WORK TO DO:
Only the number is wanted: how many lines contain the string "кърныи"?

Stored records:
.....
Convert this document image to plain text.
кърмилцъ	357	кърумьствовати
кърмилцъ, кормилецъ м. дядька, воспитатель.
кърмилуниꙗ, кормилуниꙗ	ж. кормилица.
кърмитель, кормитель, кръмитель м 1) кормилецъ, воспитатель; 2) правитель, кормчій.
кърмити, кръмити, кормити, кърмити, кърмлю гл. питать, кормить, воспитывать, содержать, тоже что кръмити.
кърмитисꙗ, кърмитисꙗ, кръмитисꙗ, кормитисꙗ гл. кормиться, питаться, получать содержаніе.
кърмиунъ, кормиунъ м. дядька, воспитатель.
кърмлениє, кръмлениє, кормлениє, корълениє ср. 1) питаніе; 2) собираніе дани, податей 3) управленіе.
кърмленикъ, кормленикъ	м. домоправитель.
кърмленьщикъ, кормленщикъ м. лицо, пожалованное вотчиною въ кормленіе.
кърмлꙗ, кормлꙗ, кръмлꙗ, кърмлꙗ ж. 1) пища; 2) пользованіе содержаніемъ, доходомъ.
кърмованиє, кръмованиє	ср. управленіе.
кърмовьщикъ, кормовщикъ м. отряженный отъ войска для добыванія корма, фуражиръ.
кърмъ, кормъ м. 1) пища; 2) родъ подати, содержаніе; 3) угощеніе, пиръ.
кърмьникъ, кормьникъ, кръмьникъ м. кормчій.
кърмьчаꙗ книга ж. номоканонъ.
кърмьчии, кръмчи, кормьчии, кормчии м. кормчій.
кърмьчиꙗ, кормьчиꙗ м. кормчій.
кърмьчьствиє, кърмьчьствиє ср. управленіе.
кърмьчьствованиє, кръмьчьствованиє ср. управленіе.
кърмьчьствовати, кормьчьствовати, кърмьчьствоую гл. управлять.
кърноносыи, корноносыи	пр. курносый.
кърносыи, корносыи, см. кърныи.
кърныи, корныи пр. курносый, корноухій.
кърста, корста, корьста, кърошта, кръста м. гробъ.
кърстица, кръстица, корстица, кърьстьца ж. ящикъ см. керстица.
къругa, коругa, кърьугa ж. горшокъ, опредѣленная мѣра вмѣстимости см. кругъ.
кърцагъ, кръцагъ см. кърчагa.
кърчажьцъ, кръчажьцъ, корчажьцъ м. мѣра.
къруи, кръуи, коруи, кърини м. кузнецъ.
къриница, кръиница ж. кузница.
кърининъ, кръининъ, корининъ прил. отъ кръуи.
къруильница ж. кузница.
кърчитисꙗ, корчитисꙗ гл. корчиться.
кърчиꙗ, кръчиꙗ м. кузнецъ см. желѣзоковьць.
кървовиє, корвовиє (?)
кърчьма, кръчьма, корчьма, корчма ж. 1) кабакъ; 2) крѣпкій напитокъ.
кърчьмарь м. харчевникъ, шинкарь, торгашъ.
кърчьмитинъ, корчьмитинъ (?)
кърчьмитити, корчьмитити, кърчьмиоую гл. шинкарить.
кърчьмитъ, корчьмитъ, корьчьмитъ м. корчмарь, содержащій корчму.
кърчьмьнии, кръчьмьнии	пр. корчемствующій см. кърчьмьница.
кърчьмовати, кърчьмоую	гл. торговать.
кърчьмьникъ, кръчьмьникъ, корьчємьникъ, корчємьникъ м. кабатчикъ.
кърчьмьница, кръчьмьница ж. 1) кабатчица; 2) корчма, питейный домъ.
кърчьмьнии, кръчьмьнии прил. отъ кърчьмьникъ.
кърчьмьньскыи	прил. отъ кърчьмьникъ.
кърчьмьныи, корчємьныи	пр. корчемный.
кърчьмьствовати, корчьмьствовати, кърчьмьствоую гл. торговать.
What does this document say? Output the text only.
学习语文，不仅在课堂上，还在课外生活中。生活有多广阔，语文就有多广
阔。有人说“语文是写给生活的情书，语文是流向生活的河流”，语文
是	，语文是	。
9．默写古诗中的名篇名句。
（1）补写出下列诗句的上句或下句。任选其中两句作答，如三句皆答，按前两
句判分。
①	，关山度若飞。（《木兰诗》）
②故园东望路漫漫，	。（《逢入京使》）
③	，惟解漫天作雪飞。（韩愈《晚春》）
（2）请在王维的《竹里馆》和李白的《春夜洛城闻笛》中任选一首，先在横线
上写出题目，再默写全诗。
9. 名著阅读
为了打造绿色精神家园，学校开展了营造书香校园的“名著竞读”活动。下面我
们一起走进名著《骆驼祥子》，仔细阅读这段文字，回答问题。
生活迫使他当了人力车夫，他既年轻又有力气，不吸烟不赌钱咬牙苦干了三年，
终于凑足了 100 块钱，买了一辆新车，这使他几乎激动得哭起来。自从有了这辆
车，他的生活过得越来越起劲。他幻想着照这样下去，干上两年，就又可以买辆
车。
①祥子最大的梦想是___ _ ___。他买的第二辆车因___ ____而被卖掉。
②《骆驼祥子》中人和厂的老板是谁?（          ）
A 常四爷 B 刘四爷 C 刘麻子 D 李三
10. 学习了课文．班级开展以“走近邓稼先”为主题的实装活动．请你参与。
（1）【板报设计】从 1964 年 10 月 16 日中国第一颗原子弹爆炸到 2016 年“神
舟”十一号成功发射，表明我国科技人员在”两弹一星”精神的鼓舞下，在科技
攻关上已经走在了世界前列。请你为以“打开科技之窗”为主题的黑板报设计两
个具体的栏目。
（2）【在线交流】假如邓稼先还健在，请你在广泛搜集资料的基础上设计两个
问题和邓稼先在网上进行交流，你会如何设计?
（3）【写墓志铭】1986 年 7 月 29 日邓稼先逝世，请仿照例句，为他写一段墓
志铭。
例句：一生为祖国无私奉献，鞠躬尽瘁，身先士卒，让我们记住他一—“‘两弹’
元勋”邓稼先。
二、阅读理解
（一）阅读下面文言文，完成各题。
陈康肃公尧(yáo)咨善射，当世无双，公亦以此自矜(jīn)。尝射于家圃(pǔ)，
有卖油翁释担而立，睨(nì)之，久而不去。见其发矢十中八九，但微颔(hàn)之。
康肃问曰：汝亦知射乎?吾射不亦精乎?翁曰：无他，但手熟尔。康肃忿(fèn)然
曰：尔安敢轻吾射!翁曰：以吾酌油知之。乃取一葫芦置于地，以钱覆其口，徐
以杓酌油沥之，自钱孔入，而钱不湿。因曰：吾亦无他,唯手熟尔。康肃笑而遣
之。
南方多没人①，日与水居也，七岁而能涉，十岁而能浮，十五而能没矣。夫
.....
FULL ANSWER:
2